- **RECORDS FOR PROCESSING**
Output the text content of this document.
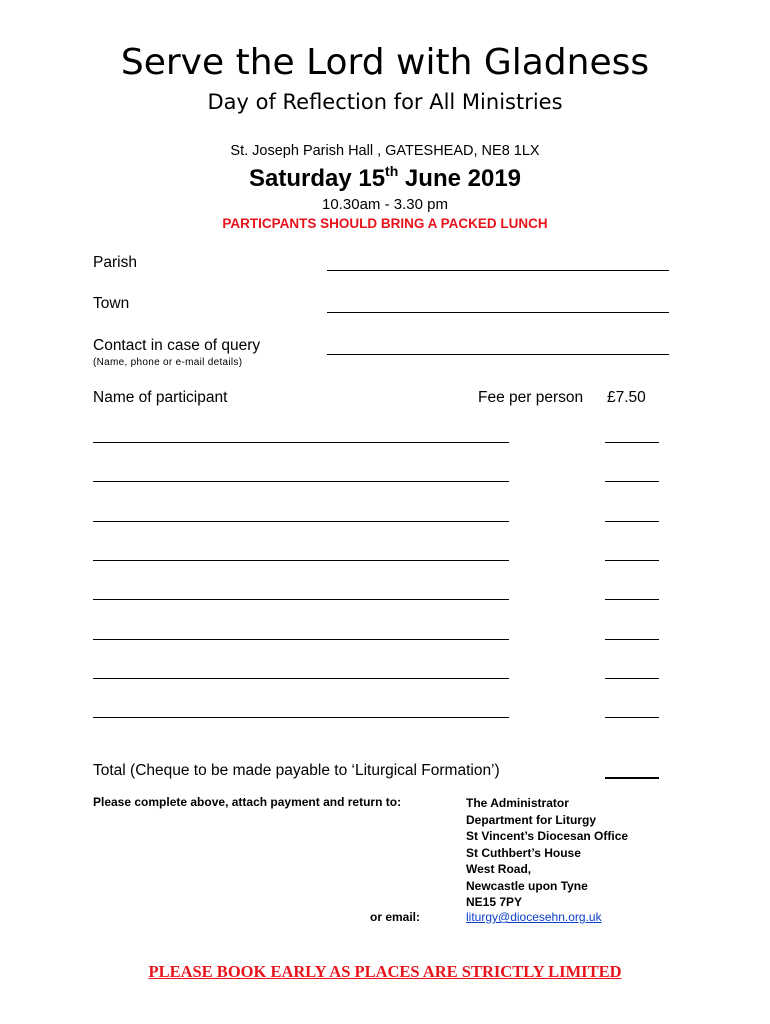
Serve the Lord with Gladness
Day of Reflection for All Ministries
St. Joseph Parish Hall , GATESHEAD, NE8 1LX
Saturday 15th June 2019
10.30am - 3.30 pm
PARTICPANTS SHOULD BRING A PACKED LUNCH
Parish
Town
Contact in case of query
(Name, phone or e-mail details)
Name of participant	Fee per person £7.50
Total (Cheque to be made payable to ‘Liturgical Formation’)
Please complete above, attach payment and return to:	The Administrator
Department for Liturgy
St Vincent’s Diocesan Office
St Cuthbert’s House
West Road,
Newcastle upon Tyne
NE15 7PY
or email:	liturgy@diocesehn.org.uk
PLEASE BOOK EARLY AS PLACES ARE STRICTLY LIMITED
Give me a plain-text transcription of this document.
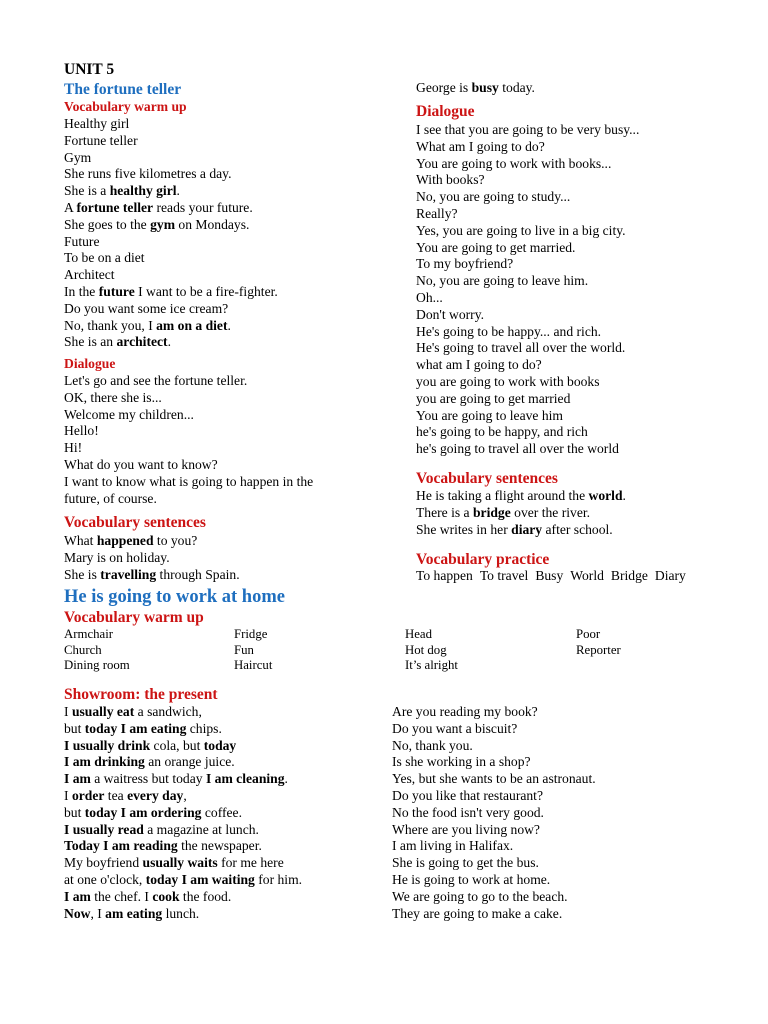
UNIT 5
The fortune teller
Vocabulary warm up
Healthy girl
Fortune teller
Gym
She runs five kilometres a day.
She is a healthy girl.
A fortune teller reads your future.
She goes to the gym on Mondays.
Future
To be on a diet
Architect
In the future I want to be a fire-fighter.
Do you want some ice cream?
No, thank you, I am on a diet.
She is an architect.
Dialogue
Let's go and see the fortune teller.
OK, there she is...
Welcome my children...
Hello!
Hi!
What do you want to know?
I want to know what is going to happen in the
future, of course.
Vocabulary sentences
What happened to you?
Mary is on holiday.
She is travelling through Spain.
George is busy today.
Dialogue
I see that you are going to be very busy...
What am I going to do?
You are going to work with books...
With books?
No, you are going to study...
Really?
Yes, you are going to live in a big city.
You are going to get married.
To my boyfriend?
No, you are going to leave him.
Oh...
Don't worry.
He's going to be happy... and rich.
He's going to travel all over the world.
what am I going to do?
you are going to work with books
you are going to get married
You are going to leave him
he's going to be happy, and rich
he's going to travel all over the world
Vocabulary sentences
He is taking a flight around the world.
There is a bridge over the river.
She writes in her diary after school.
Vocabulary practice
To happen To travel Busy World Bridge Diary
He is going to work at home
Vocabulary warm up
Armchair
Church
Dining room
Fridge
Fun
Haircut
Head
Hot dog
It’s alright
Poor
Reporter
Showroom: the present
I usually eat a sandwich,
but today I am eating chips.
I usually drink cola, but today
I am drinking an orange juice.
I am a waitress but today I am cleaning.
I order tea every day,
but today I am ordering coffee.
I usually read a magazine at lunch.
Today I am reading the newspaper.
My boyfriend usually waits for me here
at one o'clock, today I am waiting for him.
I am the chef. I cook the food.
Now, I am eating lunch.
Are you reading my book?
Do you want a biscuit?
No, thank you.
Is she working in a shop?
Yes, but she wants to be an astronaut.
Do you like that restaurant?
No the food isn't very good.
Where are you living now?
I am living in Halifax.
She is going to get the bus.
He is going to work at home.
We are going to go to the beach.
They are going to make a cake.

- **WHAT IS EXPECTED**
Transcribe the full listing above exactly as it stands, minus the pictures.

- **ANSWER**
Output the text content of this document.
Serve the Lord with Gladness
Day of Reflection for All Ministries
St. Joseph Parish Hall , GATESHEAD, NE8 1LX
Saturday 15th June 2019
10.30am - 3.30 pm
PARTICPANTS SHOULD BRING A PACKED LUNCH
Parish
Town
Contact in case of query
(Name, phone or e-mail details)
Name of participant	Fee per person £7.50
Total (Cheque to be made payable to ‘Liturgical Formation’)
Please complete above, attach payment and return to:	The Administrator
Department for Liturgy
St Vincent’s Diocesan Office
St Cuthbert’s House
West Road,
Newcastle upon Tyne
NE15 7PY
or email:	liturgy@diocesehn.org.uk
PLEASE BOOK EARLY AS PLACES ARE STRICTLY LIMITED
Give me a plain-text transcription of this document.
UNIT 5
The fortune teller
Vocabulary warm up
Healthy girl
Fortune teller
Gym
She runs five kilometres a day.
She is a healthy girl.
A fortune teller reads your future.
She goes to the gym on Mondays.
Future
To be on a diet
Architect
In the future I want to be a fire-fighter.
Do you want some ice cream?
No, thank you, I am on a diet.
She is an architect.
Dialogue
Let's go and see the fortune teller.
OK, there she is...
Welcome my children...
Hello!
Hi!
What do you want to know?
I want to know what is going to happen in the
future, of course.
Vocabulary sentences
What happened to you?
Mary is on holiday.
She is travelling through Spain.
George is busy today.
Dialogue
I see that you are going to be very busy...
What am I going to do?
You are going to work with books...
With books?
No, you are going to study...
Really?
Yes, you are going to live in a big city.
You are going to get married.
To my boyfriend?
No, you are going to leave him.
Oh...
Don't worry.
He's going to be happy... and rich.
He's going to travel all over the world.
what am I going to do?
you are going to work with books
you are going to get married
You are going to leave him
he's going to be happy, and rich
he's going to travel all over the world
Vocabulary sentences
He is taking a flight around the world.
There is a bridge over the river.
She writes in her diary after school.
Vocabulary practice
To happen To travel Busy World Bridge Diary
He is going to work at home
Vocabulary warm up
Armchair
Church
Dining room
Fridge
Fun
Haircut
Head
Hot dog
It’s alright
Poor
Reporter
Showroom: the present
I usually eat a sandwich,
but today I am eating chips.
I usually drink cola, but today
I am drinking an orange juice.
I am a waitress but today I am cleaning.
I order tea every day,
but today I am ordering coffee.
I usually read a magazine at lunch.
Today I am reading the newspaper.
My boyfriend usually waits for me here
at one o'clock, today I am waiting for him.
I am the chef. I cook the food.
Now, I am eating lunch.
Are you reading my book?
Do you want a biscuit?
No, thank you.
Is she working in a shop?
Yes, but she wants to be an astronaut.
Do you like that restaurant?
No the food isn't very good.
Where are you living now?
I am living in Halifax.
She is going to get the bus.
He is going to work at home.
We are going to go to the beach.
They are going to make a cake.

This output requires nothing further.